TASK BRIEF
Copy the data exactly; pictures stay out of the copy.

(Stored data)

━━━━━━━━━━━━━━━━

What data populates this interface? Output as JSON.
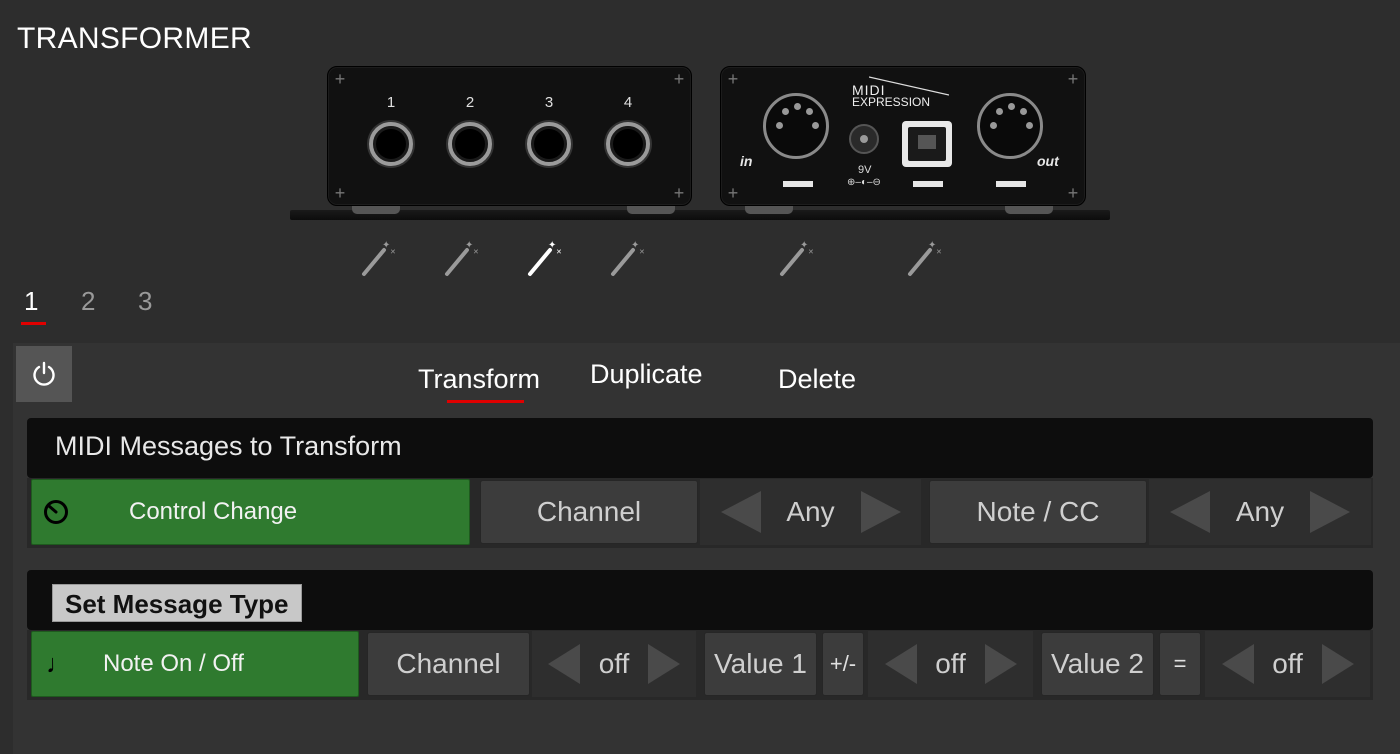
{
  "app": {
    "title": "TRANSFORMER"
  },
  "device": {
    "jacks": [
      "1",
      "2",
      "3",
      "4"
    ],
    "brand_line1": "MIDI",
    "brand_line2": "EXPRESSION",
    "in_label": "in",
    "out_label": "out",
    "dc_label": "9V",
    "dc_symbol": "⊕–◐–⊖"
  },
  "wands": [
    {
      "id": "jack-1",
      "active": false
    },
    {
      "id": "jack-2",
      "active": false
    },
    {
      "id": "jack-3",
      "active": true
    },
    {
      "id": "jack-4",
      "active": false
    },
    {
      "id": "midi-in",
      "active": false
    },
    {
      "id": "usb",
      "active": false
    }
  ],
  "slots": {
    "items": [
      "1",
      "2",
      "3"
    ],
    "active": "1"
  },
  "modes": {
    "transform": "Transform",
    "duplicate": "Duplicate",
    "delete": "Delete",
    "active": "Transform"
  },
  "source": {
    "header": "MIDI Messages to Transform",
    "type_label": "Control Change",
    "channel_label": "Channel",
    "channel_value": "Any",
    "notecc_label": "Note / CC",
    "notecc_value": "Any"
  },
  "target": {
    "header_tag": "Set Message Type",
    "type_label": "Note On / Off",
    "channel_label": "Channel",
    "channel_value": "off",
    "value1_label": "Value 1",
    "value1_op": "+/-",
    "value1_value": "off",
    "value2_label": "Value 2",
    "value2_op": "=",
    "value2_value": "off"
  },
  "colors": {
    "accent_red": "#e00000",
    "active_green": "#2f7a2f",
    "background": "#2d2d2d"
  }
}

━━━━━━━━━━━━━━━━

RESULT OF THIS EXERCISE
What data populates this interface? Output as JSON.
{
  "app": {
    "title": "TRANSFORMER"
  },
  "device": {
    "jacks": [
      "1",
      "2",
      "3",
      "4"
    ],
    "brand_line1": "MIDI",
    "brand_line2": "EXPRESSION",
    "in_label": "in",
    "out_label": "out",
    "dc_label": "9V",
    "dc_symbol": "⊕–◐–⊖"
  },
  "wands": [
    {
      "id": "jack-1",
      "active": false
    },
    {
      "id": "jack-2",
      "active": false
    },
    {
      "id": "jack-3",
      "active": true
    },
    {
      "id": "jack-4",
      "active": false
    },
    {
      "id": "midi-in",
      "active": false
    },
    {
      "id": "usb",
      "active": false
    }
  ],
  "slots": {
    "items": [
      "1",
      "2",
      "3"
    ],
    "active": "1"
  },
  "modes": {
    "transform": "Transform",
    "duplicate": "Duplicate",
    "delete": "Delete",
    "active": "Transform"
  },
  "source": {
    "header": "MIDI Messages to Transform",
    "type_label": "Control Change",
    "channel_label": "Channel",
    "channel_value": "Any",
    "notecc_label": "Note / CC",
    "notecc_value": "Any"
  },
  "target": {
    "header_tag": "Set Message Type",
    "type_label": "Note On / Off",
    "channel_label": "Channel",
    "channel_value": "off",
    "value1_label": "Value 1",
    "value1_op": "+/-",
    "value1_value": "off",
    "value2_label": "Value 2",
    "value2_op": "=",
    "value2_value": "off"
  },
  "colors": {
    "accent_red": "#e00000",
    "active_green": "#2f7a2f",
    "background": "#2d2d2d"
  }
}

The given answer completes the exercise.